Begin Records provided
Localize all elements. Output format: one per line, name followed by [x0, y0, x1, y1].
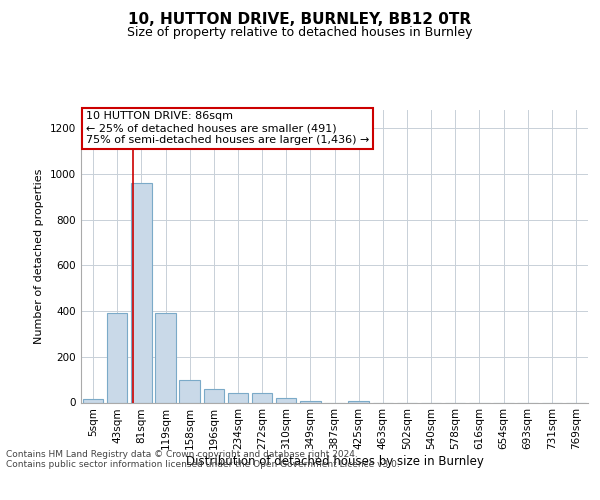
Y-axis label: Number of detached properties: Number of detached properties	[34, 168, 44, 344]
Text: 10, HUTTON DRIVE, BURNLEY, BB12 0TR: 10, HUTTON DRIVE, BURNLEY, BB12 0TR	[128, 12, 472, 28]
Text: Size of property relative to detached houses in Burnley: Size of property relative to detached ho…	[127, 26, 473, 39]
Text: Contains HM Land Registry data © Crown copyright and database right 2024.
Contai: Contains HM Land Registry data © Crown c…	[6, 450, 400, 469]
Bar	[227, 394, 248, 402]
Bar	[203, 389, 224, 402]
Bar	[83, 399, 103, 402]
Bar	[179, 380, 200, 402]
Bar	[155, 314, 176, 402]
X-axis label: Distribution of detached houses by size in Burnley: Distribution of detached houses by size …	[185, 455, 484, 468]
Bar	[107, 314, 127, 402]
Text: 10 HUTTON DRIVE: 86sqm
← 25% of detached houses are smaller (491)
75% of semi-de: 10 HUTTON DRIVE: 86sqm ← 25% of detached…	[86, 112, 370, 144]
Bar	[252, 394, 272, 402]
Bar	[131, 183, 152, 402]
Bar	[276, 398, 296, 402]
End Records provided
Begin Records provided
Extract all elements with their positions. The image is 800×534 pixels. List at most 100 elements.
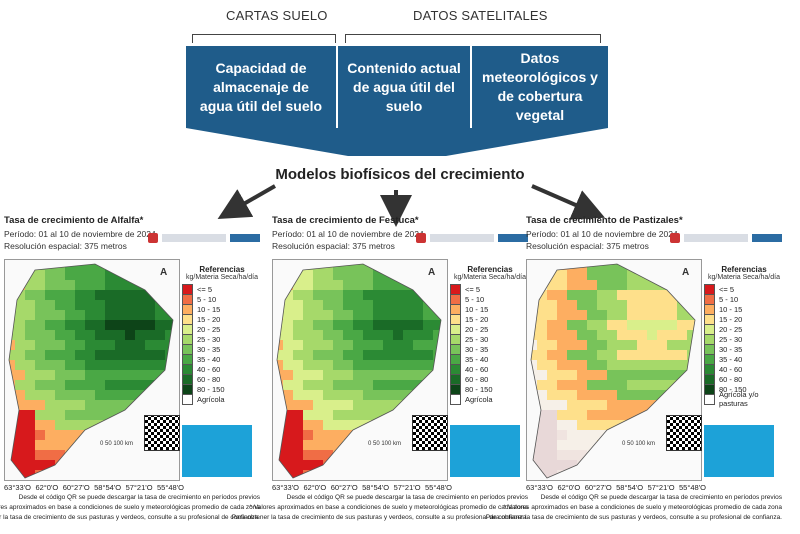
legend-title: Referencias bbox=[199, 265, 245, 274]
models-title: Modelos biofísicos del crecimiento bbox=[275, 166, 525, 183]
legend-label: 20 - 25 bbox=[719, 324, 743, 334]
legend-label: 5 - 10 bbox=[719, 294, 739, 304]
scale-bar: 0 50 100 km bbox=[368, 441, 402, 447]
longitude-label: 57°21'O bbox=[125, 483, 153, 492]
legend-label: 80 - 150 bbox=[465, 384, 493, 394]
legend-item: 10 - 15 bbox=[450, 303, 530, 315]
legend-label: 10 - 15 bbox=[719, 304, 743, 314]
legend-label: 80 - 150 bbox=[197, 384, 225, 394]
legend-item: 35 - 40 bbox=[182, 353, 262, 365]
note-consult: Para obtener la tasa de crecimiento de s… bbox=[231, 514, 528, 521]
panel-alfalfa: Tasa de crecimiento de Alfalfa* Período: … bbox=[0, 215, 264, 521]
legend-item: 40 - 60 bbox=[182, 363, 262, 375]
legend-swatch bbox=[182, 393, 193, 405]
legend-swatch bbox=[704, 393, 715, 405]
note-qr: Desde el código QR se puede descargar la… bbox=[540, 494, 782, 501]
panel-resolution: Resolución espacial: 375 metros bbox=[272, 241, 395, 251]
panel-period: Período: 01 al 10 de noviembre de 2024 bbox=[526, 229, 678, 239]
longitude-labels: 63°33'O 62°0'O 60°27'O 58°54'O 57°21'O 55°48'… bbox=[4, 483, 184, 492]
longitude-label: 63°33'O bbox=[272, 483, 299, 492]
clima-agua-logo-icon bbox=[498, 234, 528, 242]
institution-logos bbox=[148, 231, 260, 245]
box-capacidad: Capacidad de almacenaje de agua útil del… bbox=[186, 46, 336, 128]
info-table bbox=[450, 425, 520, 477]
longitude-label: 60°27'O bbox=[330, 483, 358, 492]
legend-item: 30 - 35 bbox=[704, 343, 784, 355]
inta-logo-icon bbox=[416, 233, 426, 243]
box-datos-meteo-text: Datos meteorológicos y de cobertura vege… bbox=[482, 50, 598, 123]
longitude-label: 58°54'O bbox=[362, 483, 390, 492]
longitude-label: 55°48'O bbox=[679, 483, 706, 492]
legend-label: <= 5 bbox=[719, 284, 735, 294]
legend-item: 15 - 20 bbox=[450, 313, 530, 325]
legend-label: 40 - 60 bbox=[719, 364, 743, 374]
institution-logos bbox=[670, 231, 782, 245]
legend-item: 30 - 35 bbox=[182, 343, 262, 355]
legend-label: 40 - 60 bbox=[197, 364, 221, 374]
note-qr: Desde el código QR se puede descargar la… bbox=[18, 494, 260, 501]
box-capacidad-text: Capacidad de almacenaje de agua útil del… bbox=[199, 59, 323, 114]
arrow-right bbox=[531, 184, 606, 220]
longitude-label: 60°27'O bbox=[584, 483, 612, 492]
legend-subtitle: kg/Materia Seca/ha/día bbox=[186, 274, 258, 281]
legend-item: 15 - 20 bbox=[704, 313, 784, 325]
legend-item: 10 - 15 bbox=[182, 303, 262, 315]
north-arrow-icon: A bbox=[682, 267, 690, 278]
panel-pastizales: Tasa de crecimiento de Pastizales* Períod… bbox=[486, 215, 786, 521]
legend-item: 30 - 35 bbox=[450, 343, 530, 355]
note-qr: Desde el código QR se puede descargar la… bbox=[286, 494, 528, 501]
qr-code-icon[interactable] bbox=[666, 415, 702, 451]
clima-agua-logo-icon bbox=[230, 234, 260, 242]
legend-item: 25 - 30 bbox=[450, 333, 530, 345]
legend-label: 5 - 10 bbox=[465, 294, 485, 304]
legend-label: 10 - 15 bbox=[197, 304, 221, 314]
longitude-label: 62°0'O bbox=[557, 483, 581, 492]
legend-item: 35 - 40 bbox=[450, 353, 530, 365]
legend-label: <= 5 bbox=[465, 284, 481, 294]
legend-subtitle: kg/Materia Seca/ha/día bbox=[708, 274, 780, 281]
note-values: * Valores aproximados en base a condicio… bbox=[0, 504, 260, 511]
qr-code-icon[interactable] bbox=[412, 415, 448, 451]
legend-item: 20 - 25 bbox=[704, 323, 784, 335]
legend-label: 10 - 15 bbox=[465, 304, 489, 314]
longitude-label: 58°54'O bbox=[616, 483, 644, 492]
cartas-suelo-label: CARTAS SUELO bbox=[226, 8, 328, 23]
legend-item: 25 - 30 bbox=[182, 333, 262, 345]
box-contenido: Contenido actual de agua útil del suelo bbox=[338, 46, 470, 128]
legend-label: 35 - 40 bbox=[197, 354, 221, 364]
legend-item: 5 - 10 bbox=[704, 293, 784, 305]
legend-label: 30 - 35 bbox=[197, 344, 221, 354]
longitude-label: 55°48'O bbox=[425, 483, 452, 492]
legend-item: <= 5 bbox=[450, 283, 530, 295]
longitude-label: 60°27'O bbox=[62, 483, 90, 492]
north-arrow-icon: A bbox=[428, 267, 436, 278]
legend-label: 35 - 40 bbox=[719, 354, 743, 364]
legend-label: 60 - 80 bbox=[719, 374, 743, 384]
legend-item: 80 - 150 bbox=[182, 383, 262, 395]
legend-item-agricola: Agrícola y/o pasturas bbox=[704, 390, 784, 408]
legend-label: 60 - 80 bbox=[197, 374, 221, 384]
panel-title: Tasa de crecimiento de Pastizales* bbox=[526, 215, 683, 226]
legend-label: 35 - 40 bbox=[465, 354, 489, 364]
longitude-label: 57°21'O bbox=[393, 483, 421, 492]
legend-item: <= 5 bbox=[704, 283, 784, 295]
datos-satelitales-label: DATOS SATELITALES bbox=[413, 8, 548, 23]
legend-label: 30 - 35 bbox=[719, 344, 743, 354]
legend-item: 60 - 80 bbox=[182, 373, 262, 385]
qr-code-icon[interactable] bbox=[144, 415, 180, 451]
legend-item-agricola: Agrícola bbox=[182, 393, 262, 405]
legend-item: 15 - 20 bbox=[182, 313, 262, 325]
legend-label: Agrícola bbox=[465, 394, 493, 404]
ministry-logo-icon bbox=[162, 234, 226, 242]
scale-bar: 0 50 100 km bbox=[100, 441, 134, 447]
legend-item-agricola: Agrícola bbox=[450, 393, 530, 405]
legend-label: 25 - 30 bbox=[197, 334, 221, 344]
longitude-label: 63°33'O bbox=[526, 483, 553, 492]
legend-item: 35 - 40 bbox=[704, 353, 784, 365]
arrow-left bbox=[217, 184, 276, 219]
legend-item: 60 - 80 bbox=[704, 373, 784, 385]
End Records provided
Requirement
Replace "legend-label" with "legend-text" in the data, starting at the line that contains "legend-title: Referencias bbox=[199, 265, 245, 274]" and stopping after the line that contains "info-table bbox=[450, 425, 520, 477]". Give only those lines, with nothing else changed.

Solution below
legend-title: Referencias bbox=[199, 265, 245, 274]
models-title: Modelos biofísicos del crecimiento bbox=[275, 166, 525, 183]
legend-text: 20 - 25 bbox=[719, 324, 743, 334]
legend-text: 5 - 10 bbox=[719, 294, 739, 304]
scale-bar: 0 50 100 km bbox=[368, 441, 402, 447]
longitude-label: 57°21'O bbox=[125, 483, 153, 492]
legend-text: 80 - 150 bbox=[465, 384, 493, 394]
legend-item: 10 - 15 bbox=[450, 303, 530, 315]
legend-text: 10 - 15 bbox=[719, 304, 743, 314]
legend-text: 80 - 150 bbox=[197, 384, 225, 394]
legend-item: 35 - 40 bbox=[182, 353, 262, 365]
note-consult: Para obtener la tasa de crecimiento de s… bbox=[231, 514, 528, 521]
panel-alfalfa: Tasa de crecimiento de Alfalfa* Período: … bbox=[0, 215, 264, 521]
legend-item: 40 - 60 bbox=[182, 363, 262, 375]
legend-swatch bbox=[182, 393, 193, 405]
legend-swatch bbox=[704, 393, 715, 405]
note-qr: Desde el código QR se puede descargar la… bbox=[540, 494, 782, 501]
panel-resolution: Resolución espacial: 375 metros bbox=[272, 241, 395, 251]
panel-period: Período: 01 al 10 de noviembre de 2024 bbox=[526, 229, 678, 239]
longitude-labels: 63°33'O 62°0'O 60°27'O 58°54'O 57°21'O 55°48'… bbox=[4, 483, 184, 492]
longitude-label: 63°33'O bbox=[272, 483, 299, 492]
clima-agua-logo-icon bbox=[498, 234, 528, 242]
institution-logos bbox=[148, 231, 260, 245]
box-capacidad: Capacidad de almacenaje de agua útil del… bbox=[186, 46, 336, 128]
info-table bbox=[450, 425, 520, 477]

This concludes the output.